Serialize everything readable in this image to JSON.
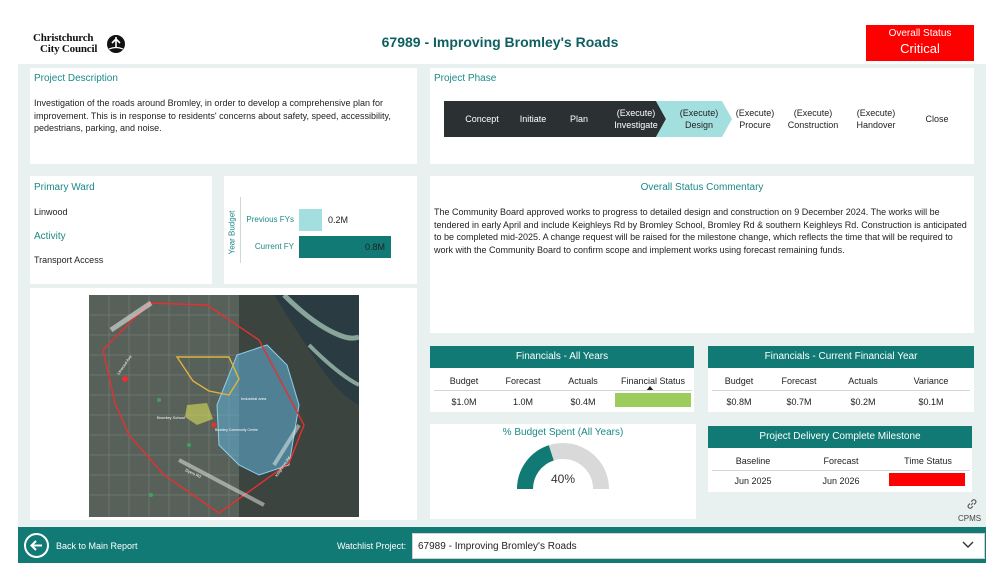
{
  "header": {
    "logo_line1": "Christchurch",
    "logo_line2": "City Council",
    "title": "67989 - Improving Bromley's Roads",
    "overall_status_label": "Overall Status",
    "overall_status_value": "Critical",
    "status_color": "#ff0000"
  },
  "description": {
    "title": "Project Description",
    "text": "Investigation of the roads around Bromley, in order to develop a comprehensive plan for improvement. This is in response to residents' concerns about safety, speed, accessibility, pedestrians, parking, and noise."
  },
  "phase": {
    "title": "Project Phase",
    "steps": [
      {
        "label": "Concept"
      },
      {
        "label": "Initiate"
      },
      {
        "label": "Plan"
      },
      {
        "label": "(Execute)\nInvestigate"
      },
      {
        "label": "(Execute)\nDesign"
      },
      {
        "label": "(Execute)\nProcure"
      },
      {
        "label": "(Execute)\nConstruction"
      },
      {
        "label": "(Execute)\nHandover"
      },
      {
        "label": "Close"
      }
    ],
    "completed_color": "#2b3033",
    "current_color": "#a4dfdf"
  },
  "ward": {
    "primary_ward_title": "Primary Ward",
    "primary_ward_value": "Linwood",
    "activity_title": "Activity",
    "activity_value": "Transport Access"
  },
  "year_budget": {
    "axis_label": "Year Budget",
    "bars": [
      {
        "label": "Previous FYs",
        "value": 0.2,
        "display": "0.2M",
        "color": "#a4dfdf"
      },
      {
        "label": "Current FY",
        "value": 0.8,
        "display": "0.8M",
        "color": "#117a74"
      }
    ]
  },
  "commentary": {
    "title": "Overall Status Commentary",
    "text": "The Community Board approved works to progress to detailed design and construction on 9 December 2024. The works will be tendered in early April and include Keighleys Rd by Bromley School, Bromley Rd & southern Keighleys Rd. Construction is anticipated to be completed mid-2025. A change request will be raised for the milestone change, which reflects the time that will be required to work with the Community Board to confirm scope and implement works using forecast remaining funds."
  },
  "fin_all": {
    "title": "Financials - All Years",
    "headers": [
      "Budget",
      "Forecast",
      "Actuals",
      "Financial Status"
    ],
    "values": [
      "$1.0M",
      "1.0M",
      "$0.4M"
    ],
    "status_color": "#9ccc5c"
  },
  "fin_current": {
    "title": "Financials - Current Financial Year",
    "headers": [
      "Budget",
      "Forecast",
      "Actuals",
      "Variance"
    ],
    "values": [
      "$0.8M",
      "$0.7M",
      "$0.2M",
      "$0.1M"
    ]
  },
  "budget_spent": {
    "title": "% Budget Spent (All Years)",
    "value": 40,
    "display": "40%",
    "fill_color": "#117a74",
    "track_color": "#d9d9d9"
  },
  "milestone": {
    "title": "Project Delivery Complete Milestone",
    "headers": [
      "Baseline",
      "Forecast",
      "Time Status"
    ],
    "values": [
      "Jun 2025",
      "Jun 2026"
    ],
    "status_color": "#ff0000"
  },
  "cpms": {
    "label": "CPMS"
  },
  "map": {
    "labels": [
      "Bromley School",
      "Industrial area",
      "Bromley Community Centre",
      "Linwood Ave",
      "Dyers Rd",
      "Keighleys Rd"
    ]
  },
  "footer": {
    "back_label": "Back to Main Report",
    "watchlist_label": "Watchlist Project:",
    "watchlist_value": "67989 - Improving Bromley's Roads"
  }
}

...

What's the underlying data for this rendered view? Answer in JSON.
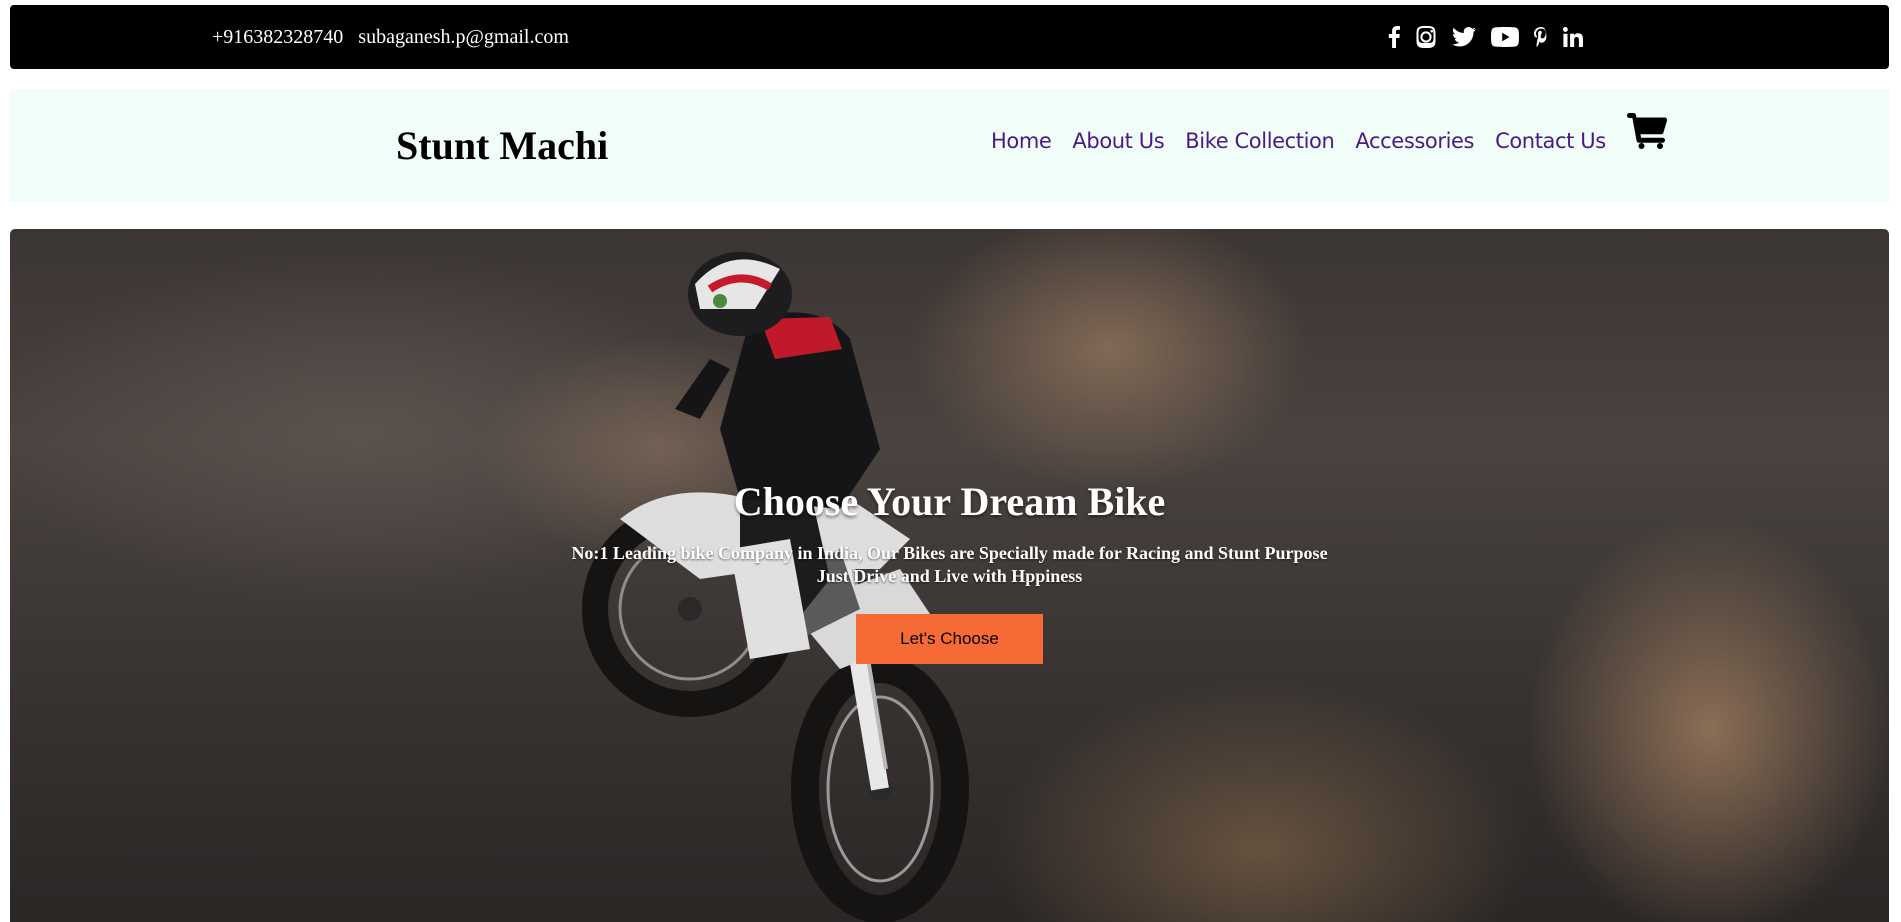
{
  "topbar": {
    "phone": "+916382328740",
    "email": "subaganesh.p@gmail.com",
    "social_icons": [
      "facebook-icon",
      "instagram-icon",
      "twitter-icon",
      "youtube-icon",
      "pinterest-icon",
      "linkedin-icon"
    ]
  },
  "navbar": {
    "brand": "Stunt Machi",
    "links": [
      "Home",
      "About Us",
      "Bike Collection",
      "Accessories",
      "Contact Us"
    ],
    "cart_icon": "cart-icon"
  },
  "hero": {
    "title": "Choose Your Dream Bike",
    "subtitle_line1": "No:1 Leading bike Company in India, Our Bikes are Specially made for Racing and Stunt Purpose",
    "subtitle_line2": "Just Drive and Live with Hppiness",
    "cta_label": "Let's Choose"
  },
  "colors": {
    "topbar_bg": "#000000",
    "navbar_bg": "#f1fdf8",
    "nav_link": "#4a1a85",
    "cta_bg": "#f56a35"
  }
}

* TASK DESCRIPTION: Each line that holds the word "with" is to be copied.

* RESPONSE TO THIS TASK:
    "text": "The Community Board approved works to progress to detailed design and construction on 9 December 2024. The works will be tendered in early April and include Keighleys Rd by Bromley School, Bromley Rd & southern Keighleys Rd. Construction is anticipated to be completed mid-2025. A change request will be raised for the milestone change, which reflects the time that will be required to work with the Community Board to confirm scope and implement works using forecast remaining funds."
    "subtitle_line2": "Just Drive and Live with Hppiness",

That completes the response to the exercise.